Data records:

(begin)

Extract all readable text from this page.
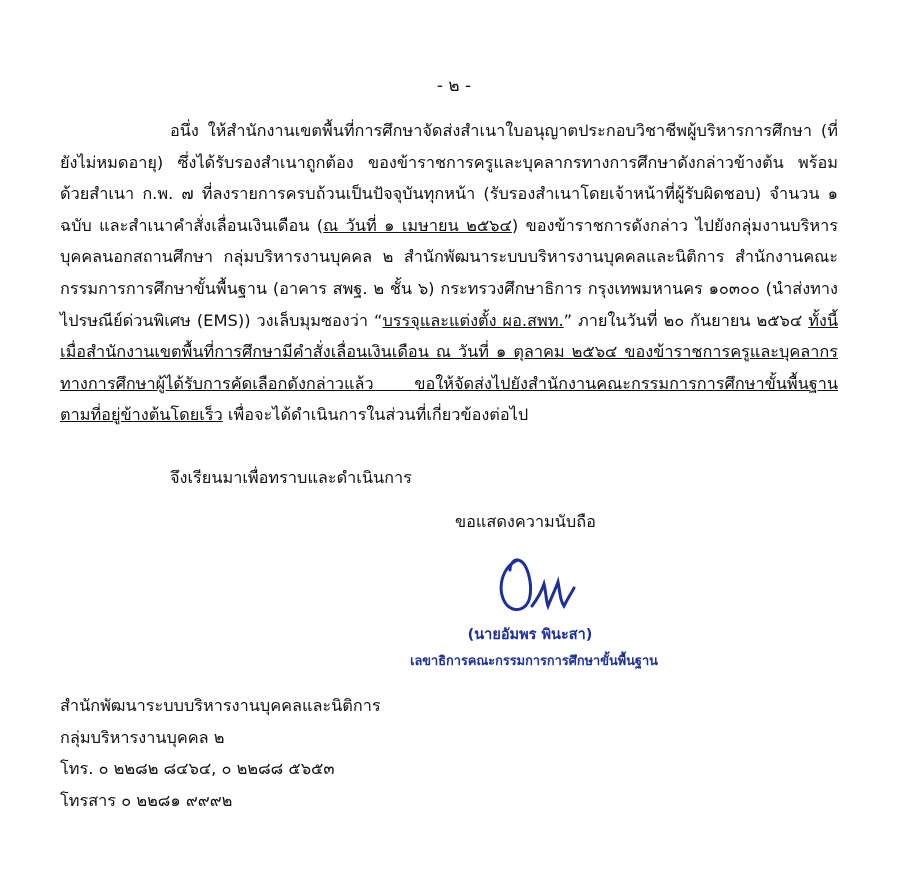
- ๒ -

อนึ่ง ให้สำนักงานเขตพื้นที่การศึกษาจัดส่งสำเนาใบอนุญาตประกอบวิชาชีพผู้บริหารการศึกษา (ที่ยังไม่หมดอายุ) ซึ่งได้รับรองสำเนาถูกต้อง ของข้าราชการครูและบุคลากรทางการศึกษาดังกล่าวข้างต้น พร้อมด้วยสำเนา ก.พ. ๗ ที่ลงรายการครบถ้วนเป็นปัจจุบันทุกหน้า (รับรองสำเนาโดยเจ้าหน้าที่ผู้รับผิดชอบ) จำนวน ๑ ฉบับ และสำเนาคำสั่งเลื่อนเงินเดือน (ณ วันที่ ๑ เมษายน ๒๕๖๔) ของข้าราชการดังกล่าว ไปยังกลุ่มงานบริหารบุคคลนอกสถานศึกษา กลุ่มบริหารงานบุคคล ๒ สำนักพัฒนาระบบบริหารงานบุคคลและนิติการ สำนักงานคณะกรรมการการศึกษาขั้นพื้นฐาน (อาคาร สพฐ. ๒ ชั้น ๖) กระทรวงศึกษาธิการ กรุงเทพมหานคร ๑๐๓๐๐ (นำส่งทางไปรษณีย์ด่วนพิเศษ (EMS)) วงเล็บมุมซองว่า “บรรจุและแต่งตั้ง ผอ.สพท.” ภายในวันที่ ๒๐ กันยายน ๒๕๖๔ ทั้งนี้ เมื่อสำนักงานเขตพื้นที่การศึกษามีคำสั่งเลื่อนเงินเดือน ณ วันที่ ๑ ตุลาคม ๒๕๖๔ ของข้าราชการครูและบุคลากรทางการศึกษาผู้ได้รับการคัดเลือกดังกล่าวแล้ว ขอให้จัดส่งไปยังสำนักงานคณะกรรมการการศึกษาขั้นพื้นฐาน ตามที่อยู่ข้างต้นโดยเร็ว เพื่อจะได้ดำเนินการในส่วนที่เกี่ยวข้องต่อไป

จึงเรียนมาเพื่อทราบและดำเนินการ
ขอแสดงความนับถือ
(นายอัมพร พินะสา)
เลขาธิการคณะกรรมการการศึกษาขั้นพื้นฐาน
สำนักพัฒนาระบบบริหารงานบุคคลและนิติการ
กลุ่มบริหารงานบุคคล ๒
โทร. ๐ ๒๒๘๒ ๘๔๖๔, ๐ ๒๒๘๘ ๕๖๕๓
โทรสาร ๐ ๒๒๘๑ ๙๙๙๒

(end)
(begin)

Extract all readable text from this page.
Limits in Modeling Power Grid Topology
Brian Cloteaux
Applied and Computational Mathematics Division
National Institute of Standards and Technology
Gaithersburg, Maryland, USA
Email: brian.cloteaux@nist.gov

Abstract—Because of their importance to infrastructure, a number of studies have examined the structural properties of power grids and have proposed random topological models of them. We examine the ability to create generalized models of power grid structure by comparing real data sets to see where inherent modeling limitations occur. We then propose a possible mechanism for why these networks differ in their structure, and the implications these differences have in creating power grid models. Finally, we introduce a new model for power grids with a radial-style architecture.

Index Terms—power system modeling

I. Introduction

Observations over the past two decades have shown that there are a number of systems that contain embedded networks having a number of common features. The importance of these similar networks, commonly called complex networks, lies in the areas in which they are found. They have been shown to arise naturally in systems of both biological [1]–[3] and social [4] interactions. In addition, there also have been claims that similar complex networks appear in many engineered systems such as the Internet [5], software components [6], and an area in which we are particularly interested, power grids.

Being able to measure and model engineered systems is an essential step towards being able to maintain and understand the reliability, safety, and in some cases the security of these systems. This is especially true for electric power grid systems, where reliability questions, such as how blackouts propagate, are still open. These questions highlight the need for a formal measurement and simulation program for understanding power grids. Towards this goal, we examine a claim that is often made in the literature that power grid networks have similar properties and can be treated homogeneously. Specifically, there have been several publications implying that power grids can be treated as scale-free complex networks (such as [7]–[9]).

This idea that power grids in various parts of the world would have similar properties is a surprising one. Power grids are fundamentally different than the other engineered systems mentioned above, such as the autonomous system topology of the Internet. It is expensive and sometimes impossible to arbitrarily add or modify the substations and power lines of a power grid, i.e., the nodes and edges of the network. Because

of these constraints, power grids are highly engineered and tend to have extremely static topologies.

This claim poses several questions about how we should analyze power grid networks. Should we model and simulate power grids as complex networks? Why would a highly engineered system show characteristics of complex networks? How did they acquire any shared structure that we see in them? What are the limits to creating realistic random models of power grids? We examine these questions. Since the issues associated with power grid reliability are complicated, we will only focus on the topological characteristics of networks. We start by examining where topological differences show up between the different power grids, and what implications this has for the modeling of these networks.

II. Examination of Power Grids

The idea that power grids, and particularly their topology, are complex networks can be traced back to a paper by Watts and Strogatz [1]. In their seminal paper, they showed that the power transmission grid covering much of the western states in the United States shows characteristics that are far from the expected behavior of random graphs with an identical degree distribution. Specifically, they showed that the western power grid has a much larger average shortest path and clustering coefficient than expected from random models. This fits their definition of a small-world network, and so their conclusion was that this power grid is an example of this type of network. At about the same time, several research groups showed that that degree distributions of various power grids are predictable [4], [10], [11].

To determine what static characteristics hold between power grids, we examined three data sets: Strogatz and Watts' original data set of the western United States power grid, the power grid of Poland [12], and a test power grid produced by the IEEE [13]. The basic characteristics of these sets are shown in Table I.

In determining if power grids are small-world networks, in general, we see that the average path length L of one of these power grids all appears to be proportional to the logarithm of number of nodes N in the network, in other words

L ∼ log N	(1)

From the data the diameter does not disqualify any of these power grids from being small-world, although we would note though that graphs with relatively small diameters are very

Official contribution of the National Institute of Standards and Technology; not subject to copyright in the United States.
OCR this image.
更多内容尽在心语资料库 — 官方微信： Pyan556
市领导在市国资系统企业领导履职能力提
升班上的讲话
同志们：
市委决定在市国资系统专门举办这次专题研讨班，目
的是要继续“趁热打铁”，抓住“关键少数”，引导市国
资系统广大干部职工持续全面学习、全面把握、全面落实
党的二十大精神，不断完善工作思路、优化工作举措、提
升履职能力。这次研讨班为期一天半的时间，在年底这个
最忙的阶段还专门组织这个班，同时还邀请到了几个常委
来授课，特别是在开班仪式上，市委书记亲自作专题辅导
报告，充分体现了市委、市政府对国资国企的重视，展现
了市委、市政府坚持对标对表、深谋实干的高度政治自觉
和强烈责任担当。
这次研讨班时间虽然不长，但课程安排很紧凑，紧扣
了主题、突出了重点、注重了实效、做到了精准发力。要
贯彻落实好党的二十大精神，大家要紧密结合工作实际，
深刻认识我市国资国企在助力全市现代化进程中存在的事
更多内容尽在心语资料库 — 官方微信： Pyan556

(end)

Check each line above for "ฒนาระบบบร" and return the ones that have it.

อนึ่ง ให้สำนักงานเขตพื้นที่การศึกษาจัดส่งสำเนาใบอนุญาตประกอบวิชาชีพผู้บริหารการศึกษา (ที่ยังไม่หมดอายุ) ซึ่งได้รับรองสำเนาถูกต้อง ของข้าราชการครูและบุคลากรทางการศึกษาดังกล่าวข้างต้น พร้อมด้วยสำเนา ก.พ. ๗ ที่ลงรายการครบถ้วนเป็นปัจจุบันทุกหน้า (รับรองสำเนาโดยเจ้าหน้าที่ผู้รับผิดชอบ) จำนวน ๑ ฉบับ และสำเนาคำสั่งเลื่อนเงินเดือน (ณ วันที่ ๑ เมษายน ๒๕๖๔) ของข้าราชการดังกล่าว ไปยังกลุ่มงานบริหารบุคคลนอกสถานศึกษา กลุ่มบริหารงานบุคคล ๒ สำนักพัฒนาระบบบริหารงานบุคคลและนิติการ สำนักงานคณะกรรมการการศึกษาขั้นพื้นฐาน (อาคาร สพฐ. ๒ ชั้น ๖) กระทรวงศึกษาธิการ กรุงเทพมหานคร ๑๐๓๐๐ (นำส่งทางไปรษณีย์ด่วนพิเศษ (EMS)) วงเล็บมุมซองว่า “บรรจุและแต่งตั้ง ผอ.สพท.” ภายในวันที่ ๒๐ กันยายน ๒๕๖๔ ทั้งนี้ เมื่อสำนักงานเขตพื้นที่การศึกษามีคำสั่งเลื่อนเงินเดือน ณ วันที่ ๑ ตุลาคม ๒๕๖๔ ของข้าราชการครูและบุคลากรทางการศึกษาผู้ได้รับการคัดเลือกดังกล่าวแล้ว ขอให้จัดส่งไปยังสำนักงานคณะกรรมการการศึกษาขั้นพื้นฐาน ตามที่อยู่ข้างต้นโดยเร็ว เพื่อจะได้ดำเนินการในส่วนที่เกี่ยวข้องต่อไป
สำนักพัฒนาระบบบริหารงานบุคคลและนิติการ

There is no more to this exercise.